EXERCISE TASK → Copy out all lines that hold "from".

DATA RECORDS →
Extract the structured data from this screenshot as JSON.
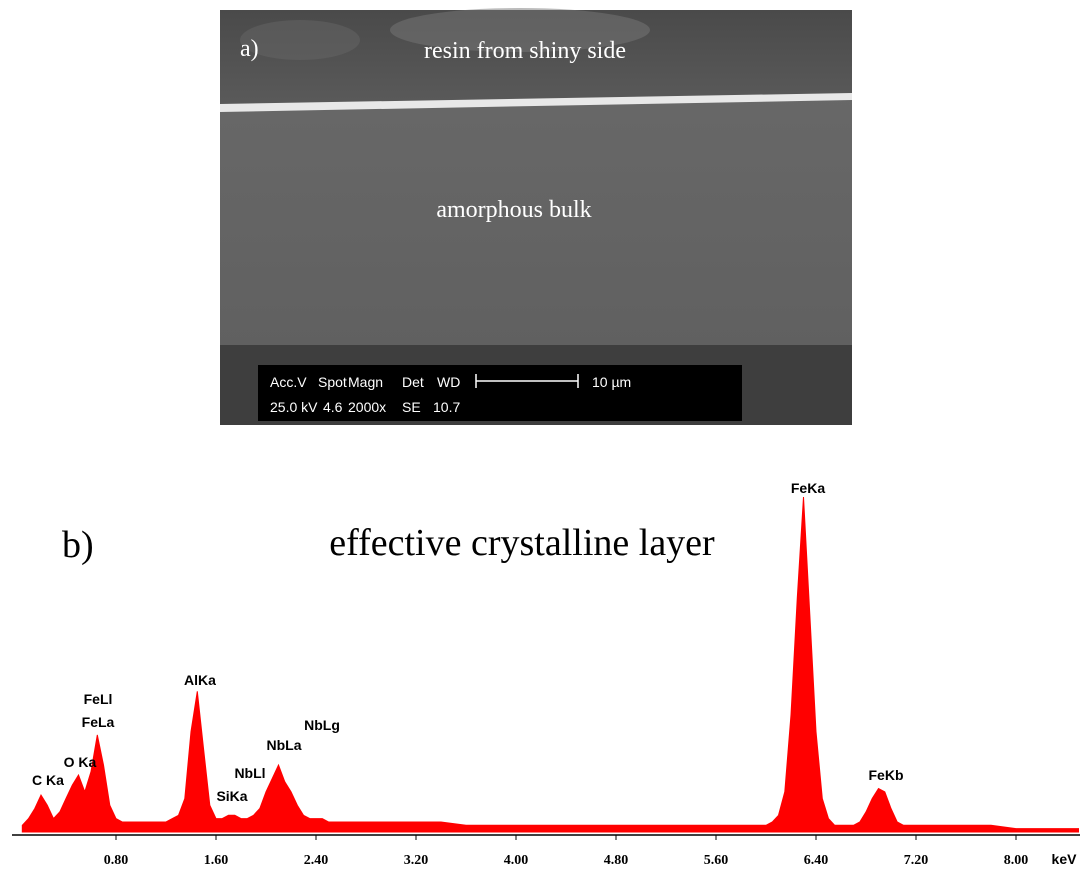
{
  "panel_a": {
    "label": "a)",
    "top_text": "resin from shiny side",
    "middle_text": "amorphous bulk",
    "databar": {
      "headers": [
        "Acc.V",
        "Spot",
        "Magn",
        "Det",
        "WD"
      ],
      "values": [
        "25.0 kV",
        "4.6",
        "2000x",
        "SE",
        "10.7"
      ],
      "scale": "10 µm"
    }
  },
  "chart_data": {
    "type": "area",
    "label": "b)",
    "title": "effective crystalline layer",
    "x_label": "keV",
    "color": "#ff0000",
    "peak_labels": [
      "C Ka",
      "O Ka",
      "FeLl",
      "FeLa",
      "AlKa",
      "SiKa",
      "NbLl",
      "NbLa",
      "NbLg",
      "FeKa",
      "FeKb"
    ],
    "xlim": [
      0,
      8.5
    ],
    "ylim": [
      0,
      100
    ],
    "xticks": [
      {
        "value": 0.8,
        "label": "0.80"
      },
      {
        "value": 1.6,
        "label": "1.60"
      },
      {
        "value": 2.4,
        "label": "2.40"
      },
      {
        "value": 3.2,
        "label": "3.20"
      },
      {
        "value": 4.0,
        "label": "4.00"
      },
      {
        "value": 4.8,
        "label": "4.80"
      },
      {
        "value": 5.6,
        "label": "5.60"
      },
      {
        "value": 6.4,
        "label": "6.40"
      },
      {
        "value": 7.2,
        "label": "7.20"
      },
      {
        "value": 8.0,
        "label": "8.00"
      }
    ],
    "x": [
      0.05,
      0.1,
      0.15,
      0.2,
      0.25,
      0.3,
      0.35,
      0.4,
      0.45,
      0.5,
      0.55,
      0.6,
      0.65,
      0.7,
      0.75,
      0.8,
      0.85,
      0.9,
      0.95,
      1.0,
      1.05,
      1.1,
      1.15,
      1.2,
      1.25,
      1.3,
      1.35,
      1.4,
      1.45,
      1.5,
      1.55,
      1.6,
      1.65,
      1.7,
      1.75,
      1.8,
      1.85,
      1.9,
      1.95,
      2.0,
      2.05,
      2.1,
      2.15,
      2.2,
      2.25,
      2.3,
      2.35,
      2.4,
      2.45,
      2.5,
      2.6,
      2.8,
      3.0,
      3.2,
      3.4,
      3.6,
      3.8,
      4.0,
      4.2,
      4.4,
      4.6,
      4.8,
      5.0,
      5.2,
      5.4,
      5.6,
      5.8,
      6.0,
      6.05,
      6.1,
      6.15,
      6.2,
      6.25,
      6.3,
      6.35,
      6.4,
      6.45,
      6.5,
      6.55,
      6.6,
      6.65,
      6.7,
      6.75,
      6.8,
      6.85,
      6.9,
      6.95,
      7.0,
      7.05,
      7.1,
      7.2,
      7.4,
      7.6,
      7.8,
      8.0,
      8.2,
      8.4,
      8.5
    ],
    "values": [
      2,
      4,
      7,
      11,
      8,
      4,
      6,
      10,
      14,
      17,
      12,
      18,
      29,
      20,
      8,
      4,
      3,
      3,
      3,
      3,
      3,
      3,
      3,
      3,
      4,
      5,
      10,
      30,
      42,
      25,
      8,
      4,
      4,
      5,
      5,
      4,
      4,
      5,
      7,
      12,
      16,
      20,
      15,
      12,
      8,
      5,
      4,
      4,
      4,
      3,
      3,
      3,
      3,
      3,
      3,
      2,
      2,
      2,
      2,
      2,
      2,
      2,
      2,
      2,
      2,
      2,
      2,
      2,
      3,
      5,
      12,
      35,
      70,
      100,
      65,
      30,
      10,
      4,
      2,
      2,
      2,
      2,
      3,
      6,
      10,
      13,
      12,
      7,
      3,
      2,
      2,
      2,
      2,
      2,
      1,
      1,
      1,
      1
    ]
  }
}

ANSWER BELOW →
Extract the structured data from this screenshot as JSON.
    "top_text": "resin from shiny side",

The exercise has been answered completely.